▶ _Exercise directions_: Copy the material word for word, from its first line through the line containing "table-row bbox=[22, 1405, 1053, 1441]", both included.

▶ _The records_:
□ □ □ □ □ □ □

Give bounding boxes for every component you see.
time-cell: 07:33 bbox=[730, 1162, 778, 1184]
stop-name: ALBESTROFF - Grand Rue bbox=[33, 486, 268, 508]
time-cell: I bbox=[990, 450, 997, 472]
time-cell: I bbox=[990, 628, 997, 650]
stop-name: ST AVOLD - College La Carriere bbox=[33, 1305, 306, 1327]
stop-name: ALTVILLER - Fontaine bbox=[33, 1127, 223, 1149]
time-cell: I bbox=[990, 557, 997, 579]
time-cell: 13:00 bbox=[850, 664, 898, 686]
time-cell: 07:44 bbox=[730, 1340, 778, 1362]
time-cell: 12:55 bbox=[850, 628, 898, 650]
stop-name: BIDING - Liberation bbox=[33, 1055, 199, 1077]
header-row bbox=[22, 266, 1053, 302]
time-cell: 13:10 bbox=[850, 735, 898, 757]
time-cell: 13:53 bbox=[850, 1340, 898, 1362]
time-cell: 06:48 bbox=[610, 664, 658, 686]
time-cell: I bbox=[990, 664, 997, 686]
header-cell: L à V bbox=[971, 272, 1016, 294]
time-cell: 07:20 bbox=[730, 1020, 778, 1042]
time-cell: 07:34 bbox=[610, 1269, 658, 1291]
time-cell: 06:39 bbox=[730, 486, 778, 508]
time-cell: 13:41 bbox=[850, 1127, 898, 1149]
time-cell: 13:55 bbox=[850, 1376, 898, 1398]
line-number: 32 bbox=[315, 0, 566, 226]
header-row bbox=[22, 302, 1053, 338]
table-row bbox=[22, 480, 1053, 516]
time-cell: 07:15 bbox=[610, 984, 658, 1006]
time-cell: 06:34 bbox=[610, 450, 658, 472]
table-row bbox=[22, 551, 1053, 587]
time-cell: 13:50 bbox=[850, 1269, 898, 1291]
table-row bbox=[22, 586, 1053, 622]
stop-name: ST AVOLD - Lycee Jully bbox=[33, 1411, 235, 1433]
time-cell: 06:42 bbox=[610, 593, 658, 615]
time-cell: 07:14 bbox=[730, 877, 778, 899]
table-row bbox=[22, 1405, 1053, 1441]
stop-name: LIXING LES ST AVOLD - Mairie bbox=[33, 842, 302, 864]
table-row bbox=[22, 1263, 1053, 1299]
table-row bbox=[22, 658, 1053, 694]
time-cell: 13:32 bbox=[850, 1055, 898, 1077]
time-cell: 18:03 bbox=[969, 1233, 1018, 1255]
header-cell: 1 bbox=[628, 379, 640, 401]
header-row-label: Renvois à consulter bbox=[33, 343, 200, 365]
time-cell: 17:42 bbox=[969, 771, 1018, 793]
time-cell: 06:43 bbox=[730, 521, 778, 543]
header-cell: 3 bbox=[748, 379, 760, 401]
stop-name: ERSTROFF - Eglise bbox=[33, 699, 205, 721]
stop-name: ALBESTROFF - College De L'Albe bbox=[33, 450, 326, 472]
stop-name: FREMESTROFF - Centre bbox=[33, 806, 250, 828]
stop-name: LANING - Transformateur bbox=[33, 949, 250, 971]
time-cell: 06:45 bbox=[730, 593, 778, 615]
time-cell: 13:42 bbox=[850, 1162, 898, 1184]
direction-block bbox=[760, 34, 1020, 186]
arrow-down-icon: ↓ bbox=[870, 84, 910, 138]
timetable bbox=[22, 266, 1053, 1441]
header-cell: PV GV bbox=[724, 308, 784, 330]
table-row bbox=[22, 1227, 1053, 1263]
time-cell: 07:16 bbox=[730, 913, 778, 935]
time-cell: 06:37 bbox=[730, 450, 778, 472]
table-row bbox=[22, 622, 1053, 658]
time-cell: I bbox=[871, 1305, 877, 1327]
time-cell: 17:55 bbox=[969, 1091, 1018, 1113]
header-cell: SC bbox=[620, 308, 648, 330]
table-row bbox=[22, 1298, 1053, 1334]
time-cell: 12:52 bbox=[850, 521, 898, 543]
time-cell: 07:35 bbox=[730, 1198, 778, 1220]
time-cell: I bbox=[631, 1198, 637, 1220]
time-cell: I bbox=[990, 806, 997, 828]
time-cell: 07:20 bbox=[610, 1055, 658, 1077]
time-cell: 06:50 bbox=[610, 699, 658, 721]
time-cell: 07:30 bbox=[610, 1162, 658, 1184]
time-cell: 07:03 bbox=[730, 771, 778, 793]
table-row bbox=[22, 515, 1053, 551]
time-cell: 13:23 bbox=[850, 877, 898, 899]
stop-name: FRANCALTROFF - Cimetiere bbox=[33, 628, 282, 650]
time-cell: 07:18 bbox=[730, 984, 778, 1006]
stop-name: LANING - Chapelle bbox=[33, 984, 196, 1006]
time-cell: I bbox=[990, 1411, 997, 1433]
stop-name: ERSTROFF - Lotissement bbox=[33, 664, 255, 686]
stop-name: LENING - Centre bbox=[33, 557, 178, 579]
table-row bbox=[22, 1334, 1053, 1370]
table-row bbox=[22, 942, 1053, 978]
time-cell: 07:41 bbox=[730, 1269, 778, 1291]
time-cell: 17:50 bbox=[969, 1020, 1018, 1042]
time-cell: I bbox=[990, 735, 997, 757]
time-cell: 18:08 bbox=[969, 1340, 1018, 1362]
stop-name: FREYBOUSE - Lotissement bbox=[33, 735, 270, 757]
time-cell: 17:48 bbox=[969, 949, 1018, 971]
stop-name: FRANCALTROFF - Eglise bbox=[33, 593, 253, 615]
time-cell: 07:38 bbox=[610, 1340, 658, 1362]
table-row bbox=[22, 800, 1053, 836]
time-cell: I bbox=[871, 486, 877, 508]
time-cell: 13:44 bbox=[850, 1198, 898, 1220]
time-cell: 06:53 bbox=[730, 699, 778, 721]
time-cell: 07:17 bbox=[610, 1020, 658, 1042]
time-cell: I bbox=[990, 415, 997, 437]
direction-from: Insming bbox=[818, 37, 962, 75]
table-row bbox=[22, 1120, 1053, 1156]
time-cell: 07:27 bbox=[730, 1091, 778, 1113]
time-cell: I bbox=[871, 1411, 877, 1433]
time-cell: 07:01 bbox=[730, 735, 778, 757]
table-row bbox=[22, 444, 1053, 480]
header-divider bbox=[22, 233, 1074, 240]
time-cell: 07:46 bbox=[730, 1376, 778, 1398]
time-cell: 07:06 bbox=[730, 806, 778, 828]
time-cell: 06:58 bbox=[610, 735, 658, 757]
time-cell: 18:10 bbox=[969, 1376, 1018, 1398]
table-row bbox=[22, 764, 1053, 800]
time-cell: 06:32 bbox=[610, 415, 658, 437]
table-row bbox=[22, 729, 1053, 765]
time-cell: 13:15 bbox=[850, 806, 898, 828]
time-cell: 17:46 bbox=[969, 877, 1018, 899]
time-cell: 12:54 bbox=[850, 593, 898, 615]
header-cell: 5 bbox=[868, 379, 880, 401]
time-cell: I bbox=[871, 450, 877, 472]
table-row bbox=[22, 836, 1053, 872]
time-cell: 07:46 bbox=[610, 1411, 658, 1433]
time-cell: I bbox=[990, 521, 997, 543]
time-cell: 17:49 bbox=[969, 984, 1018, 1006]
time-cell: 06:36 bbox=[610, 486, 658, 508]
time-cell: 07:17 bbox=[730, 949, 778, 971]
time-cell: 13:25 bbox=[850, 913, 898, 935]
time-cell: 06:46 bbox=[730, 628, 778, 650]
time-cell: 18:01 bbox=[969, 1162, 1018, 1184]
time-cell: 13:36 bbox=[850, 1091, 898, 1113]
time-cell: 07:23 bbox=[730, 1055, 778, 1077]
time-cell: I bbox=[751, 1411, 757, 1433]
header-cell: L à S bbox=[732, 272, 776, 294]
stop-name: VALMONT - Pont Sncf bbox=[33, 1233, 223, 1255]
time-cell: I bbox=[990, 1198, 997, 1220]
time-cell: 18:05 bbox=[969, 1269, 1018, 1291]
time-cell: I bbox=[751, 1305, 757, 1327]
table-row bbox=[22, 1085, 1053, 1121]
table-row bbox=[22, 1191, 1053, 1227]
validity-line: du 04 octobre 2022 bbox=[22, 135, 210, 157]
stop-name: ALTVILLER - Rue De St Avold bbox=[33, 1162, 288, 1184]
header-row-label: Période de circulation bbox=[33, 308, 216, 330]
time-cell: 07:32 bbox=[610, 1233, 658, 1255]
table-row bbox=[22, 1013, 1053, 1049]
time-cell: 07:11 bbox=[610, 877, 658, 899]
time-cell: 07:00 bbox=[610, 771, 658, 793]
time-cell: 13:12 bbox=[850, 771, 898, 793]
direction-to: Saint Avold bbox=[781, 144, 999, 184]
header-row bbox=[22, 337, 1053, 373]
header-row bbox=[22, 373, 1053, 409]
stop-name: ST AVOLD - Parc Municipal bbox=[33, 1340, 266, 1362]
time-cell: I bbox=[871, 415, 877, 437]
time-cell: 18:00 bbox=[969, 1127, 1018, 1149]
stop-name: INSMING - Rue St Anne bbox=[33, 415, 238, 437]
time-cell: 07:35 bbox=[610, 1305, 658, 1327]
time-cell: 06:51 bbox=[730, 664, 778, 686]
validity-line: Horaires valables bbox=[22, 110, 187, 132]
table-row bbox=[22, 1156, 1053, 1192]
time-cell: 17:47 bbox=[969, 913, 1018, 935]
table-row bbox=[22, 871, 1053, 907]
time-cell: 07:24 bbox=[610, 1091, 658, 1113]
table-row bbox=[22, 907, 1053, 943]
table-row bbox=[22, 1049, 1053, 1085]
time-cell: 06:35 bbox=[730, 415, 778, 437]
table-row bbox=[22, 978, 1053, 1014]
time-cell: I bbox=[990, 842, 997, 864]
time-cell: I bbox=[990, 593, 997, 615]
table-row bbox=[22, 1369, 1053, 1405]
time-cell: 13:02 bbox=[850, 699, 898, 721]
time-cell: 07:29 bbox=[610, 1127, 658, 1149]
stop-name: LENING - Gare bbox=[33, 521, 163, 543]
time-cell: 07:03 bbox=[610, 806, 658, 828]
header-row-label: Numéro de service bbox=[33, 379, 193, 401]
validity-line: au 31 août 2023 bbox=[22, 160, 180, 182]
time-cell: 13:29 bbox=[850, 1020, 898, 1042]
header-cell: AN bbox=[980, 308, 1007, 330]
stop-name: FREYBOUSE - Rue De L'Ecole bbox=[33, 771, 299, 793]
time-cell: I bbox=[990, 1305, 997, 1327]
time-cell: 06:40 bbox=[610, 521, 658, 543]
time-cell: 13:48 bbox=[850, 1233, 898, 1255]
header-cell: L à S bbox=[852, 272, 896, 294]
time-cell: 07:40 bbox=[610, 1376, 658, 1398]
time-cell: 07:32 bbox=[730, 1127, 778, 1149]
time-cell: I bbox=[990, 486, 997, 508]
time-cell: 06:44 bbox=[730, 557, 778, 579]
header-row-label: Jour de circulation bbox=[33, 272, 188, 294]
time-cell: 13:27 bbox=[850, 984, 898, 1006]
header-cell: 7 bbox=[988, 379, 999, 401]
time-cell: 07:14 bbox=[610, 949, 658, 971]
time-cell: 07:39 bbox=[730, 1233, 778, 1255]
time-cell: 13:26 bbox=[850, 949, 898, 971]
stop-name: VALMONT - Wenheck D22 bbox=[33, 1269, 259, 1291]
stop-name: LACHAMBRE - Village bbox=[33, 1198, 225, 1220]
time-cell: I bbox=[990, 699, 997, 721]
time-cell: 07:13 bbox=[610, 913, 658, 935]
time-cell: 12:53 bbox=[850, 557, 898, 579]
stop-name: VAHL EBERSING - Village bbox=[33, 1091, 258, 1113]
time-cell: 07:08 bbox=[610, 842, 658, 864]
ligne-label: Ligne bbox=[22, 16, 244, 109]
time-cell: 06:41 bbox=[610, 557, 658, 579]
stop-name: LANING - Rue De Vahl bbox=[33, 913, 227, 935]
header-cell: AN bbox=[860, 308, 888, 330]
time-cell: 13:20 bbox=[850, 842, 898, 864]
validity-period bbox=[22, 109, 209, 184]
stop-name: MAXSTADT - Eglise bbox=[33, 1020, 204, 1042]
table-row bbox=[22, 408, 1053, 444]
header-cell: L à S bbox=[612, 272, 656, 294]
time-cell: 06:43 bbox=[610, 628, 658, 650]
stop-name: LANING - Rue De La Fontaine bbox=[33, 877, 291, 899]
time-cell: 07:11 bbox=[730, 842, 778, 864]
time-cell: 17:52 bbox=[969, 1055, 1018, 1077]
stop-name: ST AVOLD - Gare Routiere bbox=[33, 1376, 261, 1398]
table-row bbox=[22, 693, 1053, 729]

□ □ □ □ □ □ □

▶ _Reply to the task_:
Give bounding boxes for every component you see.
time-cell: 07:33 bbox=[730, 1162, 778, 1184]
stop-name: ALBESTROFF - Grand Rue bbox=[33, 486, 268, 508]
time-cell: I bbox=[990, 450, 997, 472]
time-cell: I bbox=[990, 628, 997, 650]
stop-name: ST AVOLD - College La Carriere bbox=[33, 1305, 306, 1327]
stop-name: ALTVILLER - Fontaine bbox=[33, 1127, 223, 1149]
time-cell: I bbox=[990, 557, 997, 579]
time-cell: 13:00 bbox=[850, 664, 898, 686]
time-cell: 07:44 bbox=[730, 1340, 778, 1362]
time-cell: 12:55 bbox=[850, 628, 898, 650]
stop-name: BIDING - Liberation bbox=[33, 1055, 199, 1077]
header-row bbox=[22, 266, 1053, 302]
time-cell: 13:10 bbox=[850, 735, 898, 757]
time-cell: 13:53 bbox=[850, 1340, 898, 1362]
time-cell: 06:48 bbox=[610, 664, 658, 686]
time-cell: I bbox=[990, 664, 997, 686]
header-cell: L à V bbox=[971, 272, 1016, 294]
time-cell: 07:20 bbox=[730, 1020, 778, 1042]
time-cell: 07:34 bbox=[610, 1269, 658, 1291]
time-cell: 06:39 bbox=[730, 486, 778, 508]
time-cell: 13:41 bbox=[850, 1127, 898, 1149]
time-cell: 13:55 bbox=[850, 1376, 898, 1398]
line-number: 32 bbox=[315, 0, 566, 226]
header-row bbox=[22, 302, 1053, 338]
table-row bbox=[22, 480, 1053, 516]
time-cell: 07:15 bbox=[610, 984, 658, 1006]
time-cell: 06:34 bbox=[610, 450, 658, 472]
table-row bbox=[22, 551, 1053, 587]
time-cell: 13:50 bbox=[850, 1269, 898, 1291]
table-row bbox=[22, 586, 1053, 622]
stop-name: ST AVOLD - Lycee Jully bbox=[33, 1411, 235, 1433]
time-cell: 06:42 bbox=[610, 593, 658, 615]
time-cell: 07:14 bbox=[730, 877, 778, 899]
table-row bbox=[22, 1405, 1053, 1441]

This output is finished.